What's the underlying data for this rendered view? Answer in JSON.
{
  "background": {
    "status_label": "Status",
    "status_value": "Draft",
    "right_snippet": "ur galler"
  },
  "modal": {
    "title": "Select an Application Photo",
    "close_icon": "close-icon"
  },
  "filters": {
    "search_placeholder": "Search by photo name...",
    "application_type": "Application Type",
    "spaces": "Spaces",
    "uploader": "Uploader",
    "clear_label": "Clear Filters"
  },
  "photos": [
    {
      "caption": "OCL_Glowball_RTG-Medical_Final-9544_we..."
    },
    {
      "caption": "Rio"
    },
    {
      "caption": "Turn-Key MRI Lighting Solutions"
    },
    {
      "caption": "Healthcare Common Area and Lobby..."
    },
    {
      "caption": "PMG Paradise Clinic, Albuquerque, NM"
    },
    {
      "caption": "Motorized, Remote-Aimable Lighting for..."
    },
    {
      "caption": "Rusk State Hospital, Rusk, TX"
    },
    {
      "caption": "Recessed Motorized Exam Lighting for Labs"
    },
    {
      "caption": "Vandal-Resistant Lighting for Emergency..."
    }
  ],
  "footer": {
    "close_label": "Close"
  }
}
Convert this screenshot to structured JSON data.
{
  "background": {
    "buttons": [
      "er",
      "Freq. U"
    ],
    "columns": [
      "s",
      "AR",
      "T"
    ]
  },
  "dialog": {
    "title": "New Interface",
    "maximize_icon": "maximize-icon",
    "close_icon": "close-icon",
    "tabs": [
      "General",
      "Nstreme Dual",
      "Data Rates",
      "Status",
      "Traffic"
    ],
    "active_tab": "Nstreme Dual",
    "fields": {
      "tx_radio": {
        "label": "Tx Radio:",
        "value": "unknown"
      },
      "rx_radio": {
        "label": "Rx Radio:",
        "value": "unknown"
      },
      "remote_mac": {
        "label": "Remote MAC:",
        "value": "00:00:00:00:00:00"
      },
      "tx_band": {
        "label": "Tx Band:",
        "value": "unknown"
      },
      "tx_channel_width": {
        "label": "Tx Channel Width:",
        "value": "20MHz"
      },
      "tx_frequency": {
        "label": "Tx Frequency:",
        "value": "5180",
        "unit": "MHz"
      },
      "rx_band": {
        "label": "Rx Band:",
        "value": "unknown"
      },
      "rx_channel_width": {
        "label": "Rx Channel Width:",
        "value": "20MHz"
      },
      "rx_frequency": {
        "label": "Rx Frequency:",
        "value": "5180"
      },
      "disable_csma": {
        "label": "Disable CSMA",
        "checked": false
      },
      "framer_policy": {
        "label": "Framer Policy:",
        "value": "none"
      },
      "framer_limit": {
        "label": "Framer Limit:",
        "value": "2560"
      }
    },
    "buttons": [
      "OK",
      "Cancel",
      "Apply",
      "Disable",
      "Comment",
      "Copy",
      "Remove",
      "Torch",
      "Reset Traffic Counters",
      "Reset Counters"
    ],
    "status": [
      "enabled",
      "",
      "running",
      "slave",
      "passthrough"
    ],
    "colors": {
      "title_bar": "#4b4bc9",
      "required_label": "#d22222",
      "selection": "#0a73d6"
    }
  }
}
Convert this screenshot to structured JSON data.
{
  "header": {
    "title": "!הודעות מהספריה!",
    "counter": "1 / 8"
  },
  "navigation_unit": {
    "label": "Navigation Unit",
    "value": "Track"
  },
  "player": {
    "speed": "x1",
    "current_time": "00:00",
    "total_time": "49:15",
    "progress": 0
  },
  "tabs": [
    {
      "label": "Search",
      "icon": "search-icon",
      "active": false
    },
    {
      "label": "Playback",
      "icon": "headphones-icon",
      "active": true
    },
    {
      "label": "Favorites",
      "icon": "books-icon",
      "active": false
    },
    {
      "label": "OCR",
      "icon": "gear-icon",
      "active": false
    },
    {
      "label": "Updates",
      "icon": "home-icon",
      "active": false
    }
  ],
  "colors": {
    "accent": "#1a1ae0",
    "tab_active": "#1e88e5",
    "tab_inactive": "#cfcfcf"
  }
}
◆ ◆ ◆ ◆ ◆
## Exercise directions
The lines above form a set of records; determine how many of them contain the string "Application" and give that number alone.

## The result
2